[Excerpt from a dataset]
########################################

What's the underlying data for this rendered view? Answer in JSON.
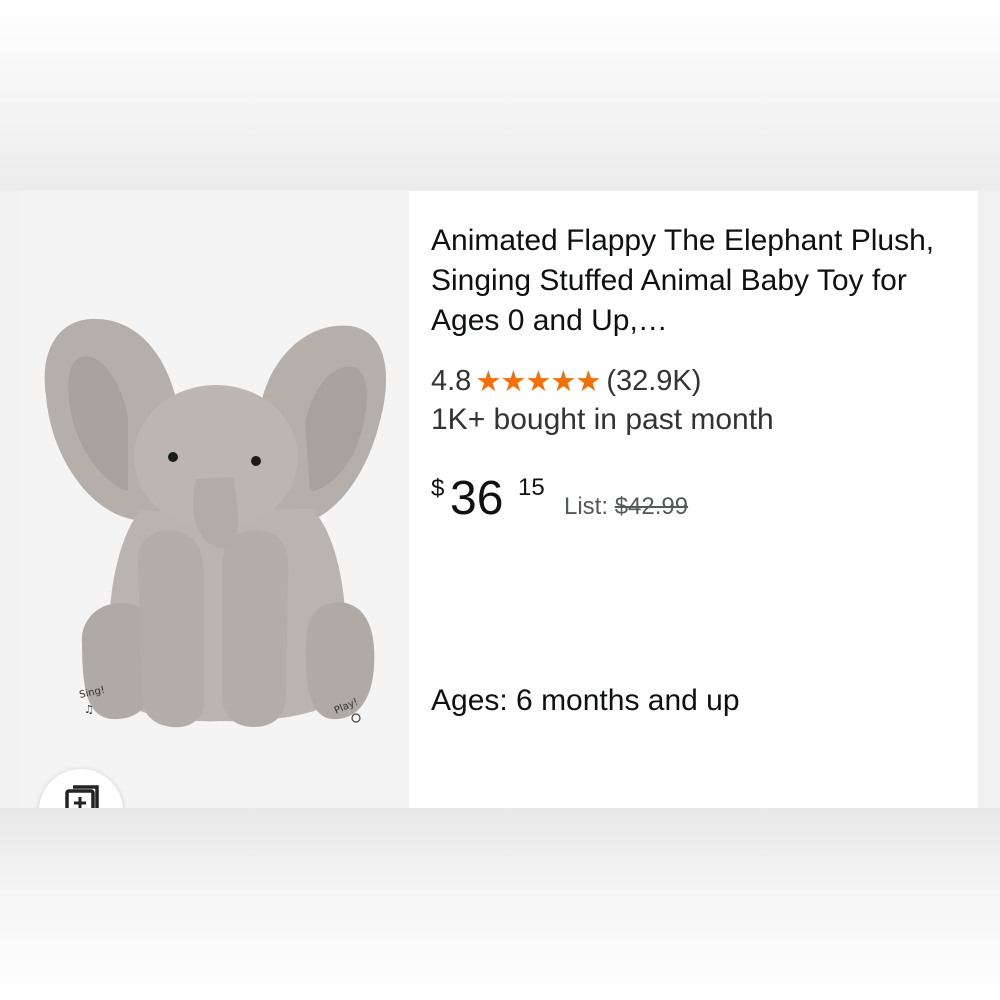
{
  "product": {
    "title": "Animated Flappy The Elephant Plush, Singing Stuffed Animal Baby Toy for Ages 0 and Up,…",
    "rating_value": "4.8",
    "stars": "★★★★★",
    "rating_count": "(32.9K)",
    "bought": "1K+ bought in past month",
    "price": {
      "currency": "$",
      "whole": "36",
      "fraction": "15",
      "list_label": "List:",
      "list_price": "$42.99"
    },
    "ages": "Ages: 6 months and up",
    "image": {
      "left_paw_text": "Sing!",
      "left_paw_icon": "music-note-icon",
      "right_paw_text": "Play!",
      "right_paw_icon": "swirl-icon"
    }
  },
  "compare_button_icon": "compare-images-icon",
  "colors": {
    "star": "#f26f0a",
    "text": "#0f1111",
    "secondary_text": "#565959",
    "plush": "#b7b1ae"
  }
}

########################################

Goal of the exercise -> Ignore the images and quote every line of the listing exactly.

Completed exercise ->
What's the underlying data for this rendered view? Answer in JSON.
{
  "product": {
    "title": "Animated Flappy The Elephant Plush, Singing Stuffed Animal Baby Toy for Ages 0 and Up,…",
    "rating_value": "4.8",
    "stars": "★★★★★",
    "rating_count": "(32.9K)",
    "bought": "1K+ bought in past month",
    "price": {
      "currency": "$",
      "whole": "36",
      "fraction": "15",
      "list_label": "List:",
      "list_price": "$42.99"
    },
    "ages": "Ages: 6 months and up",
    "image": {
      "left_paw_text": "Sing!",
      "left_paw_icon": "music-note-icon",
      "right_paw_text": "Play!",
      "right_paw_icon": "swirl-icon"
    }
  },
  "compare_button_icon": "compare-images-icon",
  "colors": {
    "star": "#f26f0a",
    "text": "#0f1111",
    "secondary_text": "#565959",
    "plush": "#b7b1ae"
  }
}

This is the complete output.